Records from a data collection:
----------
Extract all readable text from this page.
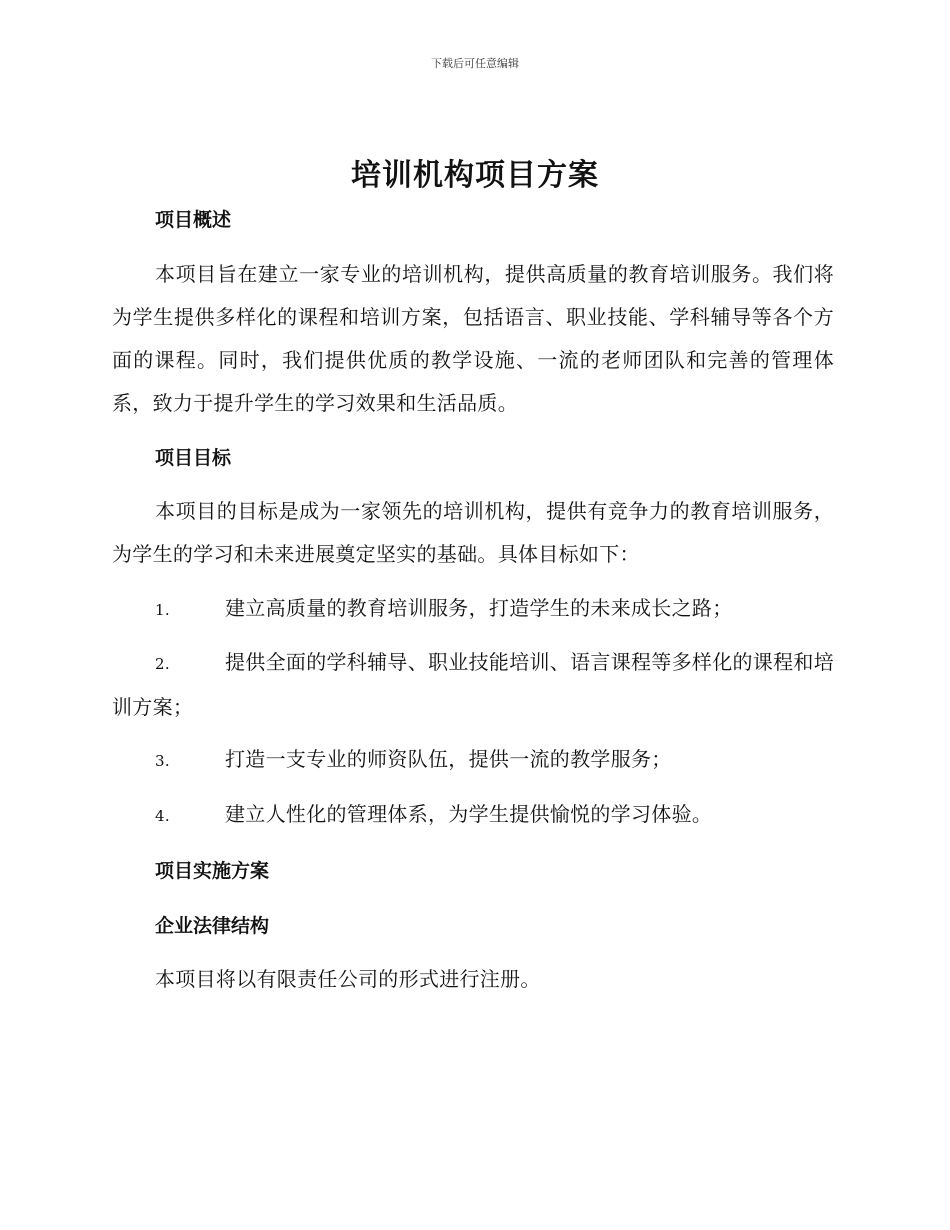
下载后可任意编辑
培训机构项目方案

项目概述

本项目旨在建立一家专业的培训机构，提供高质量的教育培训服务。我们将为学生提供多样化的课程和培训方案，包括语言、职业技能、学科辅导等各个方面的课程。同时，我们提供优质的教学设施、一流的老师团队和完善的管理体系，致力于提升学生的学习效果和生活品质。

项目目标

本项目的目标是成为一家领先的培训机构，提供有竞争力的教育培训服务，为学生的学习和未来进展奠定坚实的基础。具体目标如下：

1.	建立高质量的教育培训服务，打造学生的未来成长之路；

2.	提供全面的学科辅导、职业技能培训、语言课程等多样化的课程和培训方案；

3.	打造一支专业的师资队伍，提供一流的教学服务；

4.	建立人性化的管理体系，为学生提供愉悦的学习体验。

项目实施方案

企业法律结构

本项目将以有限责任公司的形式进行注册。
----------
Requirement:
Reproduce the records verbatim, omitting all images they contain.

Exercise answer:
Extract all readable text from this page.
下载后可任意编辑
培训机构项目方案

项目概述

本项目旨在建立一家专业的培训机构，提供高质量的教育培训服务。我们将为学生提供多样化的课程和培训方案，包括语言、职业技能、学科辅导等各个方面的课程。同时，我们提供优质的教学设施、一流的老师团队和完善的管理体系，致力于提升学生的学习效果和生活品质。

项目目标

本项目的目标是成为一家领先的培训机构，提供有竞争力的教育培训服务，为学生的学习和未来进展奠定坚实的基础。具体目标如下：

1.	建立高质量的教育培训服务，打造学生的未来成长之路；

2.	提供全面的学科辅导、职业技能培训、语言课程等多样化的课程和培训方案；

3.	打造一支专业的师资队伍，提供一流的教学服务；

4.	建立人性化的管理体系，为学生提供愉悦的学习体验。

项目实施方案

企业法律结构

本项目将以有限责任公司的形式进行注册。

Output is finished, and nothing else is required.